■ **REQUIREMENTS**: Will you write out all the entries below exactly?

[start SUPPLIED DATA]

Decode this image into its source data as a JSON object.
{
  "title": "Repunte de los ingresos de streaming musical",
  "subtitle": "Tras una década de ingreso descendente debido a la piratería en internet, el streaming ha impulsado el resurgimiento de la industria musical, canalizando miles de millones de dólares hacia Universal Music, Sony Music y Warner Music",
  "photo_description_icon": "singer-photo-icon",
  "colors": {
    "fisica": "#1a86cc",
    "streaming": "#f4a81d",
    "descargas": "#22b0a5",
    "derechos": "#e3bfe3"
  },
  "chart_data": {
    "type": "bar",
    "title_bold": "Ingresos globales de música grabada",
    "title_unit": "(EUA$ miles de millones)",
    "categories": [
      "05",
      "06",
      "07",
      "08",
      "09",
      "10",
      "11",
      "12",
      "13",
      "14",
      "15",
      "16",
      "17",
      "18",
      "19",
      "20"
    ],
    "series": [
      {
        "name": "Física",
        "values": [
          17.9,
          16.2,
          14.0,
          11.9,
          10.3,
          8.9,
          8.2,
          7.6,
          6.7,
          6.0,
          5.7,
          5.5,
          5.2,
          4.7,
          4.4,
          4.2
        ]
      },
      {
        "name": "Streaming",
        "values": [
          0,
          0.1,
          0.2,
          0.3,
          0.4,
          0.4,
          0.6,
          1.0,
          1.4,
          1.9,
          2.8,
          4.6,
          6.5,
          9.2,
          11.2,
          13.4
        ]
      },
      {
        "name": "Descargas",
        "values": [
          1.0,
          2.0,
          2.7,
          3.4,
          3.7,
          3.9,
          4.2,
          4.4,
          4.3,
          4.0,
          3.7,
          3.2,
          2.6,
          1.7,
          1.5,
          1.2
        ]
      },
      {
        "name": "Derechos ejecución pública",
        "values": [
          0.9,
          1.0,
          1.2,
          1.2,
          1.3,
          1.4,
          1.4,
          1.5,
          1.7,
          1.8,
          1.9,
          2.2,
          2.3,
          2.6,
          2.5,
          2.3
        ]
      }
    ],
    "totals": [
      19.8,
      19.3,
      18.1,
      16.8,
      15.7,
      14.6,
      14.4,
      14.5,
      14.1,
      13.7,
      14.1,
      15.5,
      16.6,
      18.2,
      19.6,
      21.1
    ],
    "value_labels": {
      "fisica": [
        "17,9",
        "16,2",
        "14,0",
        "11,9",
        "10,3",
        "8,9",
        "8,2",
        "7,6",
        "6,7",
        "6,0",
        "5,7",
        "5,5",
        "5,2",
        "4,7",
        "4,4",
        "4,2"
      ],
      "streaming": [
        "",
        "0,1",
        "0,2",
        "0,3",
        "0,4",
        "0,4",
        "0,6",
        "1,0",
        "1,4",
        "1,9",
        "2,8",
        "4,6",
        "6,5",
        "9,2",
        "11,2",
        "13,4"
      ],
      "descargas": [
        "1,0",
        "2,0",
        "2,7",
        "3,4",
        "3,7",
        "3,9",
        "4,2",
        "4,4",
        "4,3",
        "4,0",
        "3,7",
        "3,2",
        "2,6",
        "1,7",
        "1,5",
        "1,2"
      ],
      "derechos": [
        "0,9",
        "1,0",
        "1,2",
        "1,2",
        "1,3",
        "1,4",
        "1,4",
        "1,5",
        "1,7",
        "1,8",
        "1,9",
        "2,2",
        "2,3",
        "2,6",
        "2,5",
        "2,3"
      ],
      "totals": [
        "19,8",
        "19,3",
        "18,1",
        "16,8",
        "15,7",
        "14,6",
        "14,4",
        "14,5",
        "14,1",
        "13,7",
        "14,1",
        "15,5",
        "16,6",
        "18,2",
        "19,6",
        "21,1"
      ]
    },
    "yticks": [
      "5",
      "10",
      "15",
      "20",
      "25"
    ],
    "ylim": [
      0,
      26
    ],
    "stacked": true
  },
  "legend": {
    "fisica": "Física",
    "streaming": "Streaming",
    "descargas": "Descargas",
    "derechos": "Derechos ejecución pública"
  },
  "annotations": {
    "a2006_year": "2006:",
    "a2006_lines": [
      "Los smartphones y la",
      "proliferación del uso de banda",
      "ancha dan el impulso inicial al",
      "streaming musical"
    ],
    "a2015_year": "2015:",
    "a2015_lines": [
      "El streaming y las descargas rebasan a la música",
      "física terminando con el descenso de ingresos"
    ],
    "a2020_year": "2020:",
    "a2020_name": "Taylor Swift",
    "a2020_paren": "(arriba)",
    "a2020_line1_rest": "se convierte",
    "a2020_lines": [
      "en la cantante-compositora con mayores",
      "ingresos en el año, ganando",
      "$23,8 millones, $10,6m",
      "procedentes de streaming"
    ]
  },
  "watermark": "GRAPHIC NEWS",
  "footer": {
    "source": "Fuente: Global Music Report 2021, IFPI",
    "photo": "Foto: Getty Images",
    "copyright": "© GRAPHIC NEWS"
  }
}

[end SUPPLIED DATA]

■ **COMPLETED TASK**:
Decode this image into its source data as a JSON object.
{
  "title": "Repunte de los ingresos de streaming musical",
  "subtitle": "Tras una década de ingreso descendente debido a la piratería en internet, el streaming ha impulsado el resurgimiento de la industria musical, canalizando miles de millones de dólares hacia Universal Music, Sony Music y Warner Music",
  "photo_description_icon": "singer-photo-icon",
  "colors": {
    "fisica": "#1a86cc",
    "streaming": "#f4a81d",
    "descargas": "#22b0a5",
    "derechos": "#e3bfe3"
  },
  "chart_data": {
    "type": "bar",
    "title_bold": "Ingresos globales de música grabada",
    "title_unit": "(EUA$ miles de millones)",
    "categories": [
      "05",
      "06",
      "07",
      "08",
      "09",
      "10",
      "11",
      "12",
      "13",
      "14",
      "15",
      "16",
      "17",
      "18",
      "19",
      "20"
    ],
    "series": [
      {
        "name": "Física",
        "values": [
          17.9,
          16.2,
          14.0,
          11.9,
          10.3,
          8.9,
          8.2,
          7.6,
          6.7,
          6.0,
          5.7,
          5.5,
          5.2,
          4.7,
          4.4,
          4.2
        ]
      },
      {
        "name": "Streaming",
        "values": [
          0,
          0.1,
          0.2,
          0.3,
          0.4,
          0.4,
          0.6,
          1.0,
          1.4,
          1.9,
          2.8,
          4.6,
          6.5,
          9.2,
          11.2,
          13.4
        ]
      },
      {
        "name": "Descargas",
        "values": [
          1.0,
          2.0,
          2.7,
          3.4,
          3.7,
          3.9,
          4.2,
          4.4,
          4.3,
          4.0,
          3.7,
          3.2,
          2.6,
          1.7,
          1.5,
          1.2
        ]
      },
      {
        "name": "Derechos ejecución pública",
        "values": [
          0.9,
          1.0,
          1.2,
          1.2,
          1.3,
          1.4,
          1.4,
          1.5,
          1.7,
          1.8,
          1.9,
          2.2,
          2.3,
          2.6,
          2.5,
          2.3
        ]
      }
    ],
    "totals": [
      19.8,
      19.3,
      18.1,
      16.8,
      15.7,
      14.6,
      14.4,
      14.5,
      14.1,
      13.7,
      14.1,
      15.5,
      16.6,
      18.2,
      19.6,
      21.1
    ],
    "value_labels": {
      "fisica": [
        "17,9",
        "16,2",
        "14,0",
        "11,9",
        "10,3",
        "8,9",
        "8,2",
        "7,6",
        "6,7",
        "6,0",
        "5,7",
        "5,5",
        "5,2",
        "4,7",
        "4,4",
        "4,2"
      ],
      "streaming": [
        "",
        "0,1",
        "0,2",
        "0,3",
        "0,4",
        "0,4",
        "0,6",
        "1,0",
        "1,4",
        "1,9",
        "2,8",
        "4,6",
        "6,5",
        "9,2",
        "11,2",
        "13,4"
      ],
      "descargas": [
        "1,0",
        "2,0",
        "2,7",
        "3,4",
        "3,7",
        "3,9",
        "4,2",
        "4,4",
        "4,3",
        "4,0",
        "3,7",
        "3,2",
        "2,6",
        "1,7",
        "1,5",
        "1,2"
      ],
      "derechos": [
        "0,9",
        "1,0",
        "1,2",
        "1,2",
        "1,3",
        "1,4",
        "1,4",
        "1,5",
        "1,7",
        "1,8",
        "1,9",
        "2,2",
        "2,3",
        "2,6",
        "2,5",
        "2,3"
      ],
      "totals": [
        "19,8",
        "19,3",
        "18,1",
        "16,8",
        "15,7",
        "14,6",
        "14,4",
        "14,5",
        "14,1",
        "13,7",
        "14,1",
        "15,5",
        "16,6",
        "18,2",
        "19,6",
        "21,1"
      ]
    },
    "yticks": [
      "5",
      "10",
      "15",
      "20",
      "25"
    ],
    "ylim": [
      0,
      26
    ],
    "stacked": true
  },
  "legend": {
    "fisica": "Física",
    "streaming": "Streaming",
    "descargas": "Descargas",
    "derechos": "Derechos ejecución pública"
  },
  "annotations": {
    "a2006_year": "2006:",
    "a2006_lines": [
      "Los smartphones y la",
      "proliferación del uso de banda",
      "ancha dan el impulso inicial al",
      "streaming musical"
    ],
    "a2015_year": "2015:",
    "a2015_lines": [
      "El streaming y las descargas rebasan a la música",
      "física terminando con el descenso de ingresos"
    ],
    "a2020_year": "2020:",
    "a2020_name": "Taylor Swift",
    "a2020_paren": "(arriba)",
    "a2020_line1_rest": "se convierte",
    "a2020_lines": [
      "en la cantante-compositora con mayores",
      "ingresos en el año, ganando",
      "$23,8 millones, $10,6m",
      "procedentes de streaming"
    ]
  },
  "watermark": "GRAPHIC NEWS",
  "footer": {
    "source": "Fuente: Global Music Report 2021, IFPI",
    "photo": "Foto: Getty Images",
    "copyright": "© GRAPHIC NEWS"
  }
}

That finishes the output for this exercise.